:: TASK STATEMENT ::
Your task is to copy the material exactly.

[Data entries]
╔══
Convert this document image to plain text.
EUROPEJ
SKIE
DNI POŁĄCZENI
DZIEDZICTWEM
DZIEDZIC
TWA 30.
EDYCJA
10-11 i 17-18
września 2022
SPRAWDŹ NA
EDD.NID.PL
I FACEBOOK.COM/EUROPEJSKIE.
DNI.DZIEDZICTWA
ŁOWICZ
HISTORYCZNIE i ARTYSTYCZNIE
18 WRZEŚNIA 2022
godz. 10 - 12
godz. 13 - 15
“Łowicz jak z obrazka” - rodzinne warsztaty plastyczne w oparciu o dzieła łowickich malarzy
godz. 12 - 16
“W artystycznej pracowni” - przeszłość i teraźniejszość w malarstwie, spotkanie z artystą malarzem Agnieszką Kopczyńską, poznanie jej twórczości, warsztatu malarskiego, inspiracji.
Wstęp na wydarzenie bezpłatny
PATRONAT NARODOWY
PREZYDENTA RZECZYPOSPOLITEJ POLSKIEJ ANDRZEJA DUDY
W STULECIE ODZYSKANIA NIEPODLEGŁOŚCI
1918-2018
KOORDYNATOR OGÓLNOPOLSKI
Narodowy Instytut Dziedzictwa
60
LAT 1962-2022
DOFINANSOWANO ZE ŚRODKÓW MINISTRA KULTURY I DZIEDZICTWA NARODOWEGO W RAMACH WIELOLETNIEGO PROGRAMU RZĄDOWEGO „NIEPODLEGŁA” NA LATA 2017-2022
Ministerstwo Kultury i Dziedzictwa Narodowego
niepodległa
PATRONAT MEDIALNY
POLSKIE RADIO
╚══
:: PROBLEM SOLUTION ::
Convert this document image to plain text.
EUROPEJ
SKIE
DNI POŁĄCZENI
DZIEDZICTWEM
DZIEDZIC
TWA 30.
EDYCJA
10-11 i 17-18
września 2022
SPRAWDŹ NA
EDD.NID.PL
I FACEBOOK.COM/EUROPEJSKIE.
DNI.DZIEDZICTWA
ŁOWICZ
HISTORYCZNIE i ARTYSTYCZNIE
18 WRZEŚNIA 2022
godz. 10 - 12
godz. 13 - 15
“Łowicz jak z obrazka” - rodzinne warsztaty plastyczne w oparciu o dzieła łowickich malarzy
godz. 12 - 16
“W artystycznej pracowni” - przeszłość i teraźniejszość w malarstwie, spotkanie z artystą malarzem Agnieszką Kopczyńską, poznanie jej twórczości, warsztatu malarskiego, inspiracji.
Wstęp na wydarzenie bezpłatny
PATRONAT NARODOWY
PREZYDENTA RZECZYPOSPOLITEJ POLSKIEJ ANDRZEJA DUDY
W STULECIE ODZYSKANIA NIEPODLEGŁOŚCI
1918-2018
KOORDYNATOR OGÓLNOPOLSKI
Narodowy Instytut Dziedzictwa
60
LAT 1962-2022
DOFINANSOWANO ZE ŚRODKÓW MINISTRA KULTURY I DZIEDZICTWA NARODOWEGO W RAMACH WIELOLETNIEGO PROGRAMU RZĄDOWEGO „NIEPODLEGŁA” NA LATA 2017-2022
Ministerstwo Kultury i Dziedzictwa Narodowego
niepodległa
PATRONAT MEDIALNY
POLSKIE RADIO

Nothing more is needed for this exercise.